=== Records shown ===

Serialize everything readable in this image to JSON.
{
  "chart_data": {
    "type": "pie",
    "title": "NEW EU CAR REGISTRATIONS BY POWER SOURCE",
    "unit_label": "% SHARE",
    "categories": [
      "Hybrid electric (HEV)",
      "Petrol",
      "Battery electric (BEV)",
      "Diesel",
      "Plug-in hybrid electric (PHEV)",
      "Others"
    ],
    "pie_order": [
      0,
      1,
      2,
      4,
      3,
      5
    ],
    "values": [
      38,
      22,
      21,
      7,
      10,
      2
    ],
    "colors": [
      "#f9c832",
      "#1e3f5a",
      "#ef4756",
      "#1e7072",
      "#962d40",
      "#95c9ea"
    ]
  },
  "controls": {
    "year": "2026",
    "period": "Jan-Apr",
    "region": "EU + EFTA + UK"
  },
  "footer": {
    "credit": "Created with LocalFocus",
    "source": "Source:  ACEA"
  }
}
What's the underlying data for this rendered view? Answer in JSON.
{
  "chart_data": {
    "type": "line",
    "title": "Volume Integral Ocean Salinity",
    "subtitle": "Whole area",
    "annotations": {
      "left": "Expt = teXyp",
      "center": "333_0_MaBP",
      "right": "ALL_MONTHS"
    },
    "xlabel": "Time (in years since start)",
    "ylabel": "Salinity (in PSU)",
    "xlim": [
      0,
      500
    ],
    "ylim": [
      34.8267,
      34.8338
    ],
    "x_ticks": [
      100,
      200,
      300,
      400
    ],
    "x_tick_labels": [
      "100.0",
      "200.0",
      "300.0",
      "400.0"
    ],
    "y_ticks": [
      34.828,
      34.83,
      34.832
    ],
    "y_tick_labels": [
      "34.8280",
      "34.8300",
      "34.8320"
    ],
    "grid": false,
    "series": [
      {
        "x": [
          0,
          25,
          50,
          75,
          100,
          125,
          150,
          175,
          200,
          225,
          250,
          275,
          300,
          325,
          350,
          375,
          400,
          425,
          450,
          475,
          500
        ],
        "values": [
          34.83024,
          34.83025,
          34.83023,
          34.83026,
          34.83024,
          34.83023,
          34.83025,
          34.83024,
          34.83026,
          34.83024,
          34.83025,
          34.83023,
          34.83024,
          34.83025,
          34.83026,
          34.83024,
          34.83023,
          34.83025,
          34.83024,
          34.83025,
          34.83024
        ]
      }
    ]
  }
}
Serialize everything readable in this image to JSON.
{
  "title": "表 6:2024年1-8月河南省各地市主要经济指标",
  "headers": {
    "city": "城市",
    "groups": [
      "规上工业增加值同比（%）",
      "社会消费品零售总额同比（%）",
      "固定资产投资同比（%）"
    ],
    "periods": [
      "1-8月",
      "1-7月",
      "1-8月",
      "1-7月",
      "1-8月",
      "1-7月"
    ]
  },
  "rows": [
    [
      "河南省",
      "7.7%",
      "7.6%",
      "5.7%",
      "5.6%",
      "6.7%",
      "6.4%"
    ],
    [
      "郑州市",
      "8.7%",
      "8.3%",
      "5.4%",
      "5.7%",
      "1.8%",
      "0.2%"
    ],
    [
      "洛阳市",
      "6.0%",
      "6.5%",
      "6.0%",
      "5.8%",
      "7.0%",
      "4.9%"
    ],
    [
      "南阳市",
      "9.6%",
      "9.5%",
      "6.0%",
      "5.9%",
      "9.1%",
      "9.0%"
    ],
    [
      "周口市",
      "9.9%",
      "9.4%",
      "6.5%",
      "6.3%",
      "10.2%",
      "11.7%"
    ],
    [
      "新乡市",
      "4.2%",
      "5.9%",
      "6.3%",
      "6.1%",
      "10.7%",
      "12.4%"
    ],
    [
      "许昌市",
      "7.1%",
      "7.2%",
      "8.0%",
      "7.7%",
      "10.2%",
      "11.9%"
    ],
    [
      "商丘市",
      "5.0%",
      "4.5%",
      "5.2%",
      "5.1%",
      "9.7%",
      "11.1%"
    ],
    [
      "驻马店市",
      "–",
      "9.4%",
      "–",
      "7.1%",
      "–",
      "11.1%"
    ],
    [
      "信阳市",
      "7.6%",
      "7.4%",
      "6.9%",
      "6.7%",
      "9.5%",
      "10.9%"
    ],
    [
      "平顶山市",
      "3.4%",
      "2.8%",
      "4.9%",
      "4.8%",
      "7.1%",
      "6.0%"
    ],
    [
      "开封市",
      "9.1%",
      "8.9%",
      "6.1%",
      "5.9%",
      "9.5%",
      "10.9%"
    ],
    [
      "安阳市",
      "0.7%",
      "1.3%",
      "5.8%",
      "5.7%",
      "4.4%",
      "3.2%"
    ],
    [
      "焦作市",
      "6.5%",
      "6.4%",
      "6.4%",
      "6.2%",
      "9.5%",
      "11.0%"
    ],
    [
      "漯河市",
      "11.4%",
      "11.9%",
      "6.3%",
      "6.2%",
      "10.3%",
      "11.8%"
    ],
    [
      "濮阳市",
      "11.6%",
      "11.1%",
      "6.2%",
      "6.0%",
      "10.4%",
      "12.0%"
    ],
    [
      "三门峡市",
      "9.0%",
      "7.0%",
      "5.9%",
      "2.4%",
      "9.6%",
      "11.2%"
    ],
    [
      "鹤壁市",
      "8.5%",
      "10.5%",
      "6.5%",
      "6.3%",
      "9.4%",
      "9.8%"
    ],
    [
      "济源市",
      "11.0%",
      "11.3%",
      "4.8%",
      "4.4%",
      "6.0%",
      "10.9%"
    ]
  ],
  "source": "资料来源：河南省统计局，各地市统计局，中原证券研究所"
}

===

Instructions for the task -
Reproduce the data in full, exactly as presented.

Response to this exercise -
Serialize everything readable in this image to JSON.
{
  "chart_data": {
    "type": "pie",
    "title": "NEW EU CAR REGISTRATIONS BY POWER SOURCE",
    "unit_label": "% SHARE",
    "categories": [
      "Hybrid electric (HEV)",
      "Petrol",
      "Battery electric (BEV)",
      "Diesel",
      "Plug-in hybrid electric (PHEV)",
      "Others"
    ],
    "pie_order": [
      0,
      1,
      2,
      4,
      3,
      5
    ],
    "values": [
      38,
      22,
      21,
      7,
      10,
      2
    ],
    "colors": [
      "#f9c832",
      "#1e3f5a",
      "#ef4756",
      "#1e7072",
      "#962d40",
      "#95c9ea"
    ]
  },
  "controls": {
    "year": "2026",
    "period": "Jan-Apr",
    "region": "EU + EFTA + UK"
  },
  "footer": {
    "credit": "Created with LocalFocus",
    "source": "Source:  ACEA"
  }
}
What's the underlying data for this rendered view? Answer in JSON.
{
  "chart_data": {
    "type": "line",
    "title": "Volume Integral Ocean Salinity",
    "subtitle": "Whole area",
    "annotations": {
      "left": "Expt = teXyp",
      "center": "333_0_MaBP",
      "right": "ALL_MONTHS"
    },
    "xlabel": "Time (in years since start)",
    "ylabel": "Salinity (in PSU)",
    "xlim": [
      0,
      500
    ],
    "ylim": [
      34.8267,
      34.8338
    ],
    "x_ticks": [
      100,
      200,
      300,
      400
    ],
    "x_tick_labels": [
      "100.0",
      "200.0",
      "300.0",
      "400.0"
    ],
    "y_ticks": [
      34.828,
      34.83,
      34.832
    ],
    "y_tick_labels": [
      "34.8280",
      "34.8300",
      "34.8320"
    ],
    "grid": false,
    "series": [
      {
        "x": [
          0,
          25,
          50,
          75,
          100,
          125,
          150,
          175,
          200,
          225,
          250,
          275,
          300,
          325,
          350,
          375,
          400,
          425,
          450,
          475,
          500
        ],
        "values": [
          34.83024,
          34.83025,
          34.83023,
          34.83026,
          34.83024,
          34.83023,
          34.83025,
          34.83024,
          34.83026,
          34.83024,
          34.83025,
          34.83023,
          34.83024,
          34.83025,
          34.83026,
          34.83024,
          34.83023,
          34.83025,
          34.83024,
          34.83025,
          34.83024
        ]
      }
    ]
  }
}
Serialize everything readable in this image to JSON.
{
  "title": "表 6:2024年1-8月河南省各地市主要经济指标",
  "headers": {
    "city": "城市",
    "groups": [
      "规上工业增加值同比（%）",
      "社会消费品零售总额同比（%）",
      "固定资产投资同比（%）"
    ],
    "periods": [
      "1-8月",
      "1-7月",
      "1-8月",
      "1-7月",
      "1-8月",
      "1-7月"
    ]
  },
  "rows": [
    [
      "河南省",
      "7.7%",
      "7.6%",
      "5.7%",
      "5.6%",
      "6.7%",
      "6.4%"
    ],
    [
      "郑州市",
      "8.7%",
      "8.3%",
      "5.4%",
      "5.7%",
      "1.8%",
      "0.2%"
    ],
    [
      "洛阳市",
      "6.0%",
      "6.5%",
      "6.0%",
      "5.8%",
      "7.0%",
      "4.9%"
    ],
    [
      "南阳市",
      "9.6%",
      "9.5%",
      "6.0%",
      "5.9%",
      "9.1%",
      "9.0%"
    ],
    [
      "周口市",
      "9.9%",
      "9.4%",
      "6.5%",
      "6.3%",
      "10.2%",
      "11.7%"
    ],
    [
      "新乡市",
      "4.2%",
      "5.9%",
      "6.3%",
      "6.1%",
      "10.7%",
      "12.4%"
    ],
    [
      "许昌市",
      "7.1%",
      "7.2%",
      "8.0%",
      "7.7%",
      "10.2%",
      "11.9%"
    ],
    [
      "商丘市",
      "5.0%",
      "4.5%",
      "5.2%",
      "5.1%",
      "9.7%",
      "11.1%"
    ],
    [
      "驻马店市",
      "–",
      "9.4%",
      "–",
      "7.1%",
      "–",
      "11.1%"
    ],
    [
      "信阳市",
      "7.6%",
      "7.4%",
      "6.9%",
      "6.7%",
      "9.5%",
      "10.9%"
    ],
    [
      "平顶山市",
      "3.4%",
      "2.8%",
      "4.9%",
      "4.8%",
      "7.1%",
      "6.0%"
    ],
    [
      "开封市",
      "9.1%",
      "8.9%",
      "6.1%",
      "5.9%",
      "9.5%",
      "10.9%"
    ],
    [
      "安阳市",
      "0.7%",
      "1.3%",
      "5.8%",
      "5.7%",
      "4.4%",
      "3.2%"
    ],
    [
      "焦作市",
      "6.5%",
      "6.4%",
      "6.4%",
      "6.2%",
      "9.5%",
      "11.0%"
    ],
    [
      "漯河市",
      "11.4%",
      "11.9%",
      "6.3%",
      "6.2%",
      "10.3%",
      "11.8%"
    ],
    [
      "濮阳市",
      "11.6%",
      "11.1%",
      "6.2%",
      "6.0%",
      "10.4%",
      "12.0%"
    ],
    [
      "三门峡市",
      "9.0%",
      "7.0%",
      "5.9%",
      "2.4%",
      "9.6%",
      "11.2%"
    ],
    [
      "鹤壁市",
      "8.5%",
      "10.5%",
      "6.5%",
      "6.3%",
      "9.4%",
      "9.8%"
    ],
    [
      "济源市",
      "11.0%",
      "11.3%",
      "4.8%",
      "4.4%",
      "6.0%",
      "10.9%"
    ]
  ],
  "source": "资料来源：河南省统计局，各地市统计局，中原证券研究所"
}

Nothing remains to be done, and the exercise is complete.